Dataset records
++++++++++
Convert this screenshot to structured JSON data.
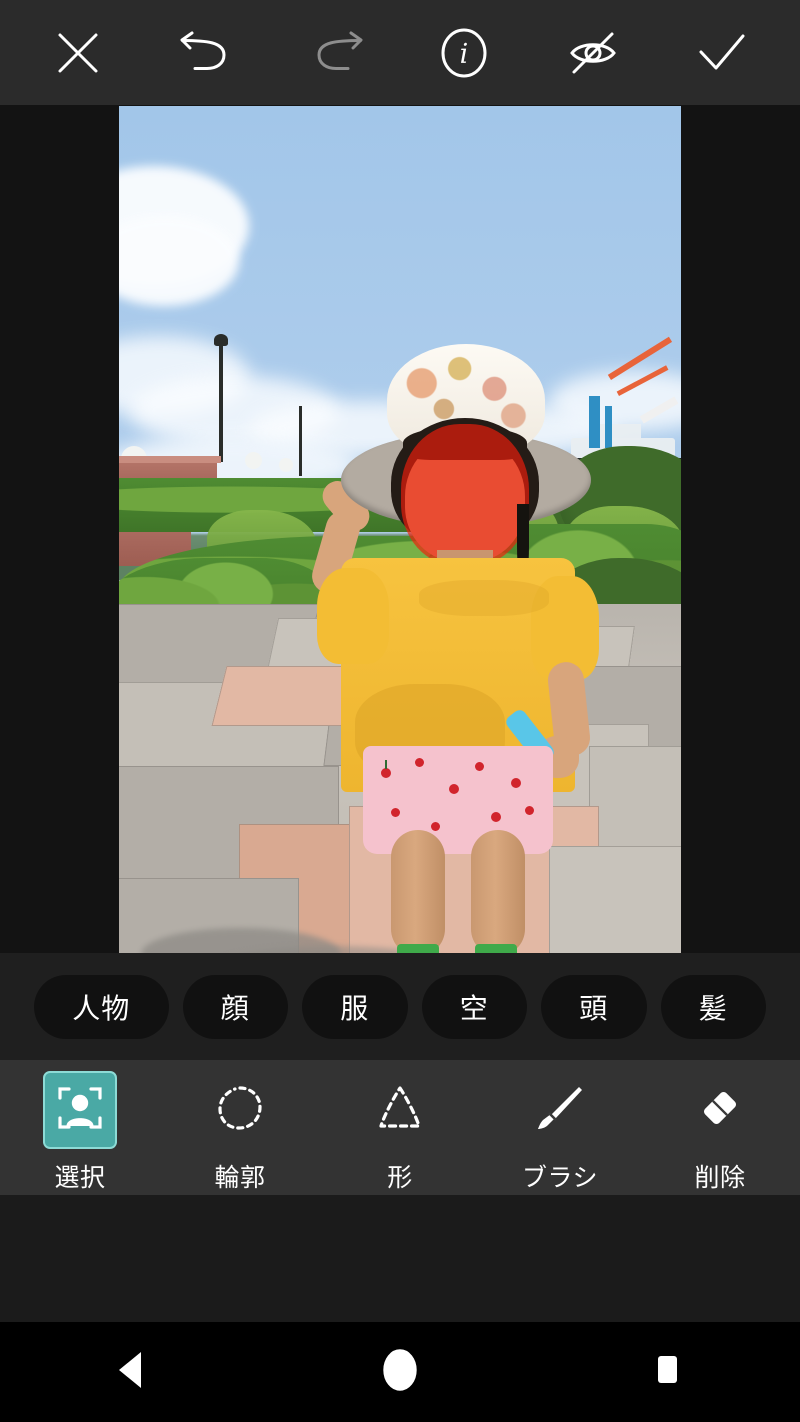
{
  "app": {
    "theme_bg": "#1b1b1b",
    "toolbar_bg": "#2b2b2b",
    "accent": "#4aa9a5",
    "accent_border": "#8ddbd6",
    "mask_color": "#f21d0a"
  },
  "toolbar": {
    "close": {
      "name": "close",
      "icon": "close-icon",
      "state": "enabled"
    },
    "undo": {
      "name": "undo",
      "icon": "undo-icon",
      "state": "enabled"
    },
    "redo": {
      "name": "redo",
      "icon": "redo-icon",
      "state": "disabled"
    },
    "info": {
      "name": "info",
      "icon": "info-icon",
      "state": "enabled"
    },
    "hide": {
      "name": "hide-mask",
      "icon": "eye-off-icon",
      "state": "enabled"
    },
    "confirm": {
      "name": "confirm",
      "icon": "check-icon",
      "state": "enabled"
    }
  },
  "chips": [
    {
      "label": "人物",
      "selected": false
    },
    {
      "label": "顔",
      "selected": false
    },
    {
      "label": "服",
      "selected": false
    },
    {
      "label": "空",
      "selected": false
    },
    {
      "label": "頭",
      "selected": false
    },
    {
      "label": "髪",
      "selected": false
    }
  ],
  "tools": [
    {
      "label": "選択",
      "icon": "person-select-icon",
      "selected": true
    },
    {
      "label": "輪郭",
      "icon": "lasso-icon",
      "selected": false
    },
    {
      "label": "形",
      "icon": "shape-icon",
      "selected": false
    },
    {
      "label": "ブラシ",
      "icon": "brush-icon",
      "selected": false
    },
    {
      "label": "削除",
      "icon": "eraser-icon",
      "selected": false
    }
  ],
  "canvas": {
    "description": "写真: 帽子をかぶった子どもが遊歩道に立っている",
    "selection_overlay": "顔に赤いマスク"
  },
  "navbar": [
    {
      "label": "戻る",
      "icon": "back-triangle-icon"
    },
    {
      "label": "ホーム",
      "icon": "home-circle-icon"
    },
    {
      "label": "履歴",
      "icon": "recents-square-icon"
    }
  ]
}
++++++++++
*PROBLEM STATEMENT*. Give back all entries exactly. No pictures belong in the copy.

*RESPONSE TO THIS TASK*.
Convert this screenshot to structured JSON data.
{
  "app": {
    "theme_bg": "#1b1b1b",
    "toolbar_bg": "#2b2b2b",
    "accent": "#4aa9a5",
    "accent_border": "#8ddbd6",
    "mask_color": "#f21d0a"
  },
  "toolbar": {
    "close": {
      "name": "close",
      "icon": "close-icon",
      "state": "enabled"
    },
    "undo": {
      "name": "undo",
      "icon": "undo-icon",
      "state": "enabled"
    },
    "redo": {
      "name": "redo",
      "icon": "redo-icon",
      "state": "disabled"
    },
    "info": {
      "name": "info",
      "icon": "info-icon",
      "state": "enabled"
    },
    "hide": {
      "name": "hide-mask",
      "icon": "eye-off-icon",
      "state": "enabled"
    },
    "confirm": {
      "name": "confirm",
      "icon": "check-icon",
      "state": "enabled"
    }
  },
  "chips": [
    {
      "label": "人物",
      "selected": false
    },
    {
      "label": "顔",
      "selected": false
    },
    {
      "label": "服",
      "selected": false
    },
    {
      "label": "空",
      "selected": false
    },
    {
      "label": "頭",
      "selected": false
    },
    {
      "label": "髪",
      "selected": false
    }
  ],
  "tools": [
    {
      "label": "選択",
      "icon": "person-select-icon",
      "selected": true
    },
    {
      "label": "輪郭",
      "icon": "lasso-icon",
      "selected": false
    },
    {
      "label": "形",
      "icon": "shape-icon",
      "selected": false
    },
    {
      "label": "ブラシ",
      "icon": "brush-icon",
      "selected": false
    },
    {
      "label": "削除",
      "icon": "eraser-icon",
      "selected": false
    }
  ],
  "canvas": {
    "description": "写真: 帽子をかぶった子どもが遊歩道に立っている",
    "selection_overlay": "顔に赤いマスク"
  },
  "navbar": [
    {
      "label": "戻る",
      "icon": "back-triangle-icon"
    },
    {
      "label": "ホーム",
      "icon": "home-circle-icon"
    },
    {
      "label": "履歴",
      "icon": "recents-square-icon"
    }
  ]
}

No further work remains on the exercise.